Stored items from a collection
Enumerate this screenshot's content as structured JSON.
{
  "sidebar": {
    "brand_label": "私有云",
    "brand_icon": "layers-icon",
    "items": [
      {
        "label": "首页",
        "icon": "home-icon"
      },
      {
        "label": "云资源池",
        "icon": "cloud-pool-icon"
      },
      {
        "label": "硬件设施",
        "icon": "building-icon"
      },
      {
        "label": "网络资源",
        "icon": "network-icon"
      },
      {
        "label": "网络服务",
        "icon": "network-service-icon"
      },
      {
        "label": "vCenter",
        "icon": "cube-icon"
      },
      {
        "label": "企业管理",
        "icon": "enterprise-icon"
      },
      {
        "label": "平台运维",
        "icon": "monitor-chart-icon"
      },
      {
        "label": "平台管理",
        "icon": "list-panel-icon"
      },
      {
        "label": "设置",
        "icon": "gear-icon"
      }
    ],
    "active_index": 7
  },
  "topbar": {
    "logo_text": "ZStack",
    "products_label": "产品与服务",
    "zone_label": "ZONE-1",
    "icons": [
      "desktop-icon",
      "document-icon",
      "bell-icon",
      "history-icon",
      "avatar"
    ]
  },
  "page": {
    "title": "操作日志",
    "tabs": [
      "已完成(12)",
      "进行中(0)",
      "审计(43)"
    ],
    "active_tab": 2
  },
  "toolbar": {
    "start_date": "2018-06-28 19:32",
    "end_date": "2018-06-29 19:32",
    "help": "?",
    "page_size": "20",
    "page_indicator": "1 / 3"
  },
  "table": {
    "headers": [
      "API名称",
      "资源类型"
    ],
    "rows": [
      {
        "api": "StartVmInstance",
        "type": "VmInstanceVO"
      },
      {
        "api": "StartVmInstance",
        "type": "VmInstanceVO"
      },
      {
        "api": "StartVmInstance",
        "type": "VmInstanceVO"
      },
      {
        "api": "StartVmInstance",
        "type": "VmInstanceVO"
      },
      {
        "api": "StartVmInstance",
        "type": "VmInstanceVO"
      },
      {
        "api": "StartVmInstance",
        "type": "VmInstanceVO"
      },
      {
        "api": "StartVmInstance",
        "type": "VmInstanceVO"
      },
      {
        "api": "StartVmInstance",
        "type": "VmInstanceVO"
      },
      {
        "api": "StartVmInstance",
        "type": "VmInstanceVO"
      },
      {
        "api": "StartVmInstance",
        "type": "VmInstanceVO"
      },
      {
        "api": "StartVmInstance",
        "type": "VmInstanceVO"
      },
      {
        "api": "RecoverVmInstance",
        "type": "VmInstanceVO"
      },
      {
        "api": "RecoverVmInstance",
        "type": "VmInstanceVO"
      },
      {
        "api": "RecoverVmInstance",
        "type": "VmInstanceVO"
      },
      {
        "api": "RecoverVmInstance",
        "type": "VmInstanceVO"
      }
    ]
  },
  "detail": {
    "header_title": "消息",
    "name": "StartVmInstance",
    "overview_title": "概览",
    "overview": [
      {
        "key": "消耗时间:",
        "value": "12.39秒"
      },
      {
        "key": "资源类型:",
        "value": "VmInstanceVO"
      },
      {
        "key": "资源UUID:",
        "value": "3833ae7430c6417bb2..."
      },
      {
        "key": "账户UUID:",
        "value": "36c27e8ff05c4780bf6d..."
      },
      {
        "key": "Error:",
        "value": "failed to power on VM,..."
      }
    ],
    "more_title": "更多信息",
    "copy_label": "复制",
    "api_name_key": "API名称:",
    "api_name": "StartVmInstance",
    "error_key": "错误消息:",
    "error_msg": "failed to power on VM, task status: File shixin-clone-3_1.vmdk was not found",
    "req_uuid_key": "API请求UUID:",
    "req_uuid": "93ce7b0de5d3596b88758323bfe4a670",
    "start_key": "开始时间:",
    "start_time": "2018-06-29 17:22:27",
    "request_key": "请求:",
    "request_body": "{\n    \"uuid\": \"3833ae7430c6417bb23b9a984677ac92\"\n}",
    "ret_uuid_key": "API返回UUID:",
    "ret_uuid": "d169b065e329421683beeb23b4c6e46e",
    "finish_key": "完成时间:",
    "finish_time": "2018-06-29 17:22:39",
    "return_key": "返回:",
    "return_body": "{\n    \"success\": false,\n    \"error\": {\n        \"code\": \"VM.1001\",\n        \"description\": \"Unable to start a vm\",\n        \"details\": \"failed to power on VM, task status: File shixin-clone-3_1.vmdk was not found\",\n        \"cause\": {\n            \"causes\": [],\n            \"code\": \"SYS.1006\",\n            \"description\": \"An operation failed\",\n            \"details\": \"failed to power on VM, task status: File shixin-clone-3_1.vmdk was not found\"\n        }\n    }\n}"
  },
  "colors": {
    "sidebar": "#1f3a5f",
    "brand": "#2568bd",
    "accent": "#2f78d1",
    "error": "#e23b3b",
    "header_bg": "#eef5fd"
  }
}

Task description
Look over the listing. Pull out every line with the string "vmdk" in it.

Reply
    "error_msg": "failed to power on VM, task status: File shixin-clone-3_1.vmdk was not found",
    "return_body": "{\n    \"success\": false,\n    \"error\": {\n        \"code\": \"VM.1001\",\n        \"description\": \"Unable to start a vm\",\n        \"details\": \"failed to power on VM, task status: File shixin-clone-3_1.vmdk was not found\",\n        \"cause\": {\n            \"causes\": [],\n            \"code\": \"SYS.1006\",\n            \"description\": \"An operation failed\",\n            \"details\": \"failed to power on VM, task status: File shixin-clone-3_1.vmdk was not found\"\n        }\n    }\n}"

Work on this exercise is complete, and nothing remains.